● **Written request**
Reproduce the listing below verbatim, from its first line through the line containing "chk-527[interactable] bbox=[400, 316, 413, 329]", including both of those lines.

● **Data lines**
>> BEGIN
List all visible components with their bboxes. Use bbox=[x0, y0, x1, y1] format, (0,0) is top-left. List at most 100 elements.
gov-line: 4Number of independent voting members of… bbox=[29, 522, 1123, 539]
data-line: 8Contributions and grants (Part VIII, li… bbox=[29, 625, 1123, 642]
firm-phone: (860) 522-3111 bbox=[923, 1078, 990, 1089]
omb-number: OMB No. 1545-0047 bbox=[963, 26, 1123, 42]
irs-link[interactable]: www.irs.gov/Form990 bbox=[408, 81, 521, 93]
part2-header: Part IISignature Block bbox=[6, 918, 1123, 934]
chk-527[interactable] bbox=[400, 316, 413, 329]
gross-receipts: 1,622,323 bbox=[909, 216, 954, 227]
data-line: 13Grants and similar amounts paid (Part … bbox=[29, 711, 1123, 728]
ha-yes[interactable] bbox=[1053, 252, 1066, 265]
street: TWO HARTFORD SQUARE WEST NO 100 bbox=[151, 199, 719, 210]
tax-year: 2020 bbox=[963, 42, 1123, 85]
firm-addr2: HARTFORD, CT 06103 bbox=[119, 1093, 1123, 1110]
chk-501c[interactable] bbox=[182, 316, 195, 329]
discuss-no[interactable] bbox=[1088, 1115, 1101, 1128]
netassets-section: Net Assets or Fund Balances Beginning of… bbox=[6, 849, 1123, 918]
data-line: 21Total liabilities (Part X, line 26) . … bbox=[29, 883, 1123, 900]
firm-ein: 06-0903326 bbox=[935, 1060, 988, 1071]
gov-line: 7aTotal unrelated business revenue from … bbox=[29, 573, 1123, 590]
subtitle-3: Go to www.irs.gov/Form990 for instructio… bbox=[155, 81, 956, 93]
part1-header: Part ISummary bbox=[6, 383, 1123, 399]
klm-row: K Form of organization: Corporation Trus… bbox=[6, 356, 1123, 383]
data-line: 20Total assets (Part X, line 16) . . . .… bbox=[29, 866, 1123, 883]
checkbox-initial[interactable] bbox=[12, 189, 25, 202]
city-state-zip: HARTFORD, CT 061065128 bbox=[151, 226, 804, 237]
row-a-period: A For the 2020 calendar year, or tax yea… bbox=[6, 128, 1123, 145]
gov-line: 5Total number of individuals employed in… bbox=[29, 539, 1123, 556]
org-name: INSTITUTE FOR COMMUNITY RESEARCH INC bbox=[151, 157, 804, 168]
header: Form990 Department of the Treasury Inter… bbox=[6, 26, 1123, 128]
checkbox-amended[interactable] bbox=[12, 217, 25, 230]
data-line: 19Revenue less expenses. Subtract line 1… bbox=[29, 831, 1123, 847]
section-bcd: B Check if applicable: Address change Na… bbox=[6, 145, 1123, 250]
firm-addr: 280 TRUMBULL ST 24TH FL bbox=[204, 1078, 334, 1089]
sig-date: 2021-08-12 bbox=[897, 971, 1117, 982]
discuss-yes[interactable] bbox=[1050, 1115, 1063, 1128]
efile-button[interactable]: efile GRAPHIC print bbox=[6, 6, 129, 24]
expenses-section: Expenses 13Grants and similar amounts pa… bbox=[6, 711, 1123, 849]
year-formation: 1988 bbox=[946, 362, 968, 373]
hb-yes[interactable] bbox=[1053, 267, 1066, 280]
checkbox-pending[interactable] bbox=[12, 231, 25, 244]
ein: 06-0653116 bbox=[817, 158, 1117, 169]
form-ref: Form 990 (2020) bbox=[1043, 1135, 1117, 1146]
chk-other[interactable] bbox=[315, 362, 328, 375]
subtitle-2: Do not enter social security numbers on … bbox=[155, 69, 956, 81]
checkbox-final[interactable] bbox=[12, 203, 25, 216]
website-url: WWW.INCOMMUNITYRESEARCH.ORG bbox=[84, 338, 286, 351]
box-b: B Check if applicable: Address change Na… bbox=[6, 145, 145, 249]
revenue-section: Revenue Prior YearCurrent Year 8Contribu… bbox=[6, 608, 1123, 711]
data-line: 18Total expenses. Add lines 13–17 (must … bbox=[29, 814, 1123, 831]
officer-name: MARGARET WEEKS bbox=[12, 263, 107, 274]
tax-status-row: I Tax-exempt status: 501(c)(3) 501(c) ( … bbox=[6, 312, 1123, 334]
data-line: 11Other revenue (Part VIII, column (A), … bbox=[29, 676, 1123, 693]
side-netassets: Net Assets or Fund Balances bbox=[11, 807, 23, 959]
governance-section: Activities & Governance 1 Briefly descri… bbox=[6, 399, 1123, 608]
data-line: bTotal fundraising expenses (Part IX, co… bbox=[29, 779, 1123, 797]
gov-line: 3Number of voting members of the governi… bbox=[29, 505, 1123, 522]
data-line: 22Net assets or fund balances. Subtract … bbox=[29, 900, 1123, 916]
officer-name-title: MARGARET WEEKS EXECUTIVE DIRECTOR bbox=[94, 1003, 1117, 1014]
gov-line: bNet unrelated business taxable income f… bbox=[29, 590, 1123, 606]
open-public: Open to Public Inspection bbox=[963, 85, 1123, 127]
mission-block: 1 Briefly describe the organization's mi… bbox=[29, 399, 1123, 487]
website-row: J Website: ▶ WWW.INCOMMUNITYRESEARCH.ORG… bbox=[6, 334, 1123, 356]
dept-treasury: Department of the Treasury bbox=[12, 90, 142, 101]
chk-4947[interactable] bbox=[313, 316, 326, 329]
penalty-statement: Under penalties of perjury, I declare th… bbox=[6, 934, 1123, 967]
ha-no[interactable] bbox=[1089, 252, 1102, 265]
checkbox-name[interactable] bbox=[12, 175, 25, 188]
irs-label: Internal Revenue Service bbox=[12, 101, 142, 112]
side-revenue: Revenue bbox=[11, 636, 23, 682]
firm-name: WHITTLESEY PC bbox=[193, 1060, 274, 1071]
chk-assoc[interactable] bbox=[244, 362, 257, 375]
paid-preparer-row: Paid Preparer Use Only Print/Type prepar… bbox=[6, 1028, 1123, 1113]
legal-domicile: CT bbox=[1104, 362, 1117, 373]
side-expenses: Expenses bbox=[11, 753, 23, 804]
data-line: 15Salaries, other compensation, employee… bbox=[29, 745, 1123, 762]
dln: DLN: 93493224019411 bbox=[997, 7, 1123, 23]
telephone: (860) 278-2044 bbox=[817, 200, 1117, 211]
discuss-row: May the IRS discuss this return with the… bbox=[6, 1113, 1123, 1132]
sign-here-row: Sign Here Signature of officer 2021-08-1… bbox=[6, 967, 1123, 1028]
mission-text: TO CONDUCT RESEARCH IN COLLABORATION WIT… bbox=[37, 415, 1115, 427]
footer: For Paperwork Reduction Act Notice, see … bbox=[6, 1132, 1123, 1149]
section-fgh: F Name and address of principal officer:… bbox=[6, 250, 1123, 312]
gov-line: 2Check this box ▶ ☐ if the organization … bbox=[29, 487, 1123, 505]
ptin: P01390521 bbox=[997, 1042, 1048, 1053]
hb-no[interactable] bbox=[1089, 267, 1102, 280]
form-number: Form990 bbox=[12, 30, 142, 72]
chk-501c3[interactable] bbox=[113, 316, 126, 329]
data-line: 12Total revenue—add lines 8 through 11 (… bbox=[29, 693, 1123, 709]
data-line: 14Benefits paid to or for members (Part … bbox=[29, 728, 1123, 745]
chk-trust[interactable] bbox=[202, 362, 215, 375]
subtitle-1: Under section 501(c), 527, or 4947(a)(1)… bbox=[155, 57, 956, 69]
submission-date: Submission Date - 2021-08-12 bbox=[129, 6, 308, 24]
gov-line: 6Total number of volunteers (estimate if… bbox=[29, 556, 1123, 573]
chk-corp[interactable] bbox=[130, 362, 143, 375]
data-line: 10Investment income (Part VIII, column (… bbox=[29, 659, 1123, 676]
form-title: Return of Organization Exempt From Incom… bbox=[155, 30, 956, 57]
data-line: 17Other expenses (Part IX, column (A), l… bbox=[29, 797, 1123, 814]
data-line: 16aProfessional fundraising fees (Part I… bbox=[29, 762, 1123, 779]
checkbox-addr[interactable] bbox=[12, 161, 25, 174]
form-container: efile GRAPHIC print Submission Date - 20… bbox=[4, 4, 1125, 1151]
>> END
● **Solution to this exercise**
List all visible components with their bboxes. Use bbox=[x0, y0, x1, y1] format, (0,0) is top-left. List at most 100 elements.
gov-line: 4Number of independent voting members of… bbox=[29, 522, 1123, 539]
data-line: 8Contributions and grants (Part VIII, li… bbox=[29, 625, 1123, 642]
firm-phone: (860) 522-3111 bbox=[923, 1078, 990, 1089]
omb-number: OMB No. 1545-0047 bbox=[963, 26, 1123, 42]
irs-link[interactable]: www.irs.gov/Form990 bbox=[408, 81, 521, 93]
part2-header: Part IISignature Block bbox=[6, 918, 1123, 934]
chk-527[interactable] bbox=[400, 316, 413, 329]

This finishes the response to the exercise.